_JOB_
Copy all the material below, exactly as it stands.

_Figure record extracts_
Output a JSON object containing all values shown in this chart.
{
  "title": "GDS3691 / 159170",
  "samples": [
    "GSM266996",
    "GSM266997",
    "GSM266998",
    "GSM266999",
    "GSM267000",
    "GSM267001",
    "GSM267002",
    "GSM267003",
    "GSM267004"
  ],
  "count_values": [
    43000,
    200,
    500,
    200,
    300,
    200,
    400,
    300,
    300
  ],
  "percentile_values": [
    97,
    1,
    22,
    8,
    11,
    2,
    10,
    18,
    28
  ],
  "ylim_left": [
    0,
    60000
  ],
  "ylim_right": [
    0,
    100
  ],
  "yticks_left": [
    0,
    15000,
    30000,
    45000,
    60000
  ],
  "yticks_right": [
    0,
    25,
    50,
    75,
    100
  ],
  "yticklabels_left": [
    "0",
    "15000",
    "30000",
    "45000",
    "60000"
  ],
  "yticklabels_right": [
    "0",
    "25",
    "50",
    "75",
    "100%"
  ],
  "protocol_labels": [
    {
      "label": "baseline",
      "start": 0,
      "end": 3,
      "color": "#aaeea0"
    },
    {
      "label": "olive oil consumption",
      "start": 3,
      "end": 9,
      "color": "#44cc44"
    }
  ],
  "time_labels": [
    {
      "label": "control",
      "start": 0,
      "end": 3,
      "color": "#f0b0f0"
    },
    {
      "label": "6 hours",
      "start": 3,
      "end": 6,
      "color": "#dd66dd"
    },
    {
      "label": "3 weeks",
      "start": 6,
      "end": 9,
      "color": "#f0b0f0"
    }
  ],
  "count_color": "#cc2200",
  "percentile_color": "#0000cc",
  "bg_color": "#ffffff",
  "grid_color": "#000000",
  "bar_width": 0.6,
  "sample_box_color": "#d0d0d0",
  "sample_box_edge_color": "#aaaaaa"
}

_WRITTEN ANSWER_
Output a JSON object containing all values shown in this chart.
{
  "title": "GDS3691 / 159170",
  "samples": [
    "GSM266996",
    "GSM266997",
    "GSM266998",
    "GSM266999",
    "GSM267000",
    "GSM267001",
    "GSM267002",
    "GSM267003",
    "GSM267004"
  ],
  "count_values": [
    43000,
    200,
    500,
    200,
    300,
    200,
    400,
    300,
    300
  ],
  "percentile_values": [
    97,
    1,
    22,
    8,
    11,
    2,
    10,
    18,
    28
  ],
  "ylim_left": [
    0,
    60000
  ],
  "ylim_right": [
    0,
    100
  ],
  "yticks_left": [
    0,
    15000,
    30000,
    45000,
    60000
  ],
  "yticks_right": [
    0,
    25,
    50,
    75,
    100
  ],
  "yticklabels_left": [
    "0",
    "15000",
    "30000",
    "45000",
    "60000"
  ],
  "yticklabels_right": [
    "0",
    "25",
    "50",
    "75",
    "100%"
  ],
  "protocol_labels": [
    {
      "label": "baseline",
      "start": 0,
      "end": 3,
      "color": "#aaeea0"
    },
    {
      "label": "olive oil consumption",
      "start": 3,
      "end": 9,
      "color": "#44cc44"
    }
  ],
  "time_labels": [
    {
      "label": "control",
      "start": 0,
      "end": 3,
      "color": "#f0b0f0"
    },
    {
      "label": "6 hours",
      "start": 3,
      "end": 6,
      "color": "#dd66dd"
    },
    {
      "label": "3 weeks",
      "start": 6,
      "end": 9,
      "color": "#f0b0f0"
    }
  ],
  "count_color": "#cc2200",
  "percentile_color": "#0000cc",
  "bg_color": "#ffffff",
  "grid_color": "#000000",
  "bar_width": 0.6,
  "sample_box_color": "#d0d0d0",
  "sample_box_edge_color": "#aaaaaa"
}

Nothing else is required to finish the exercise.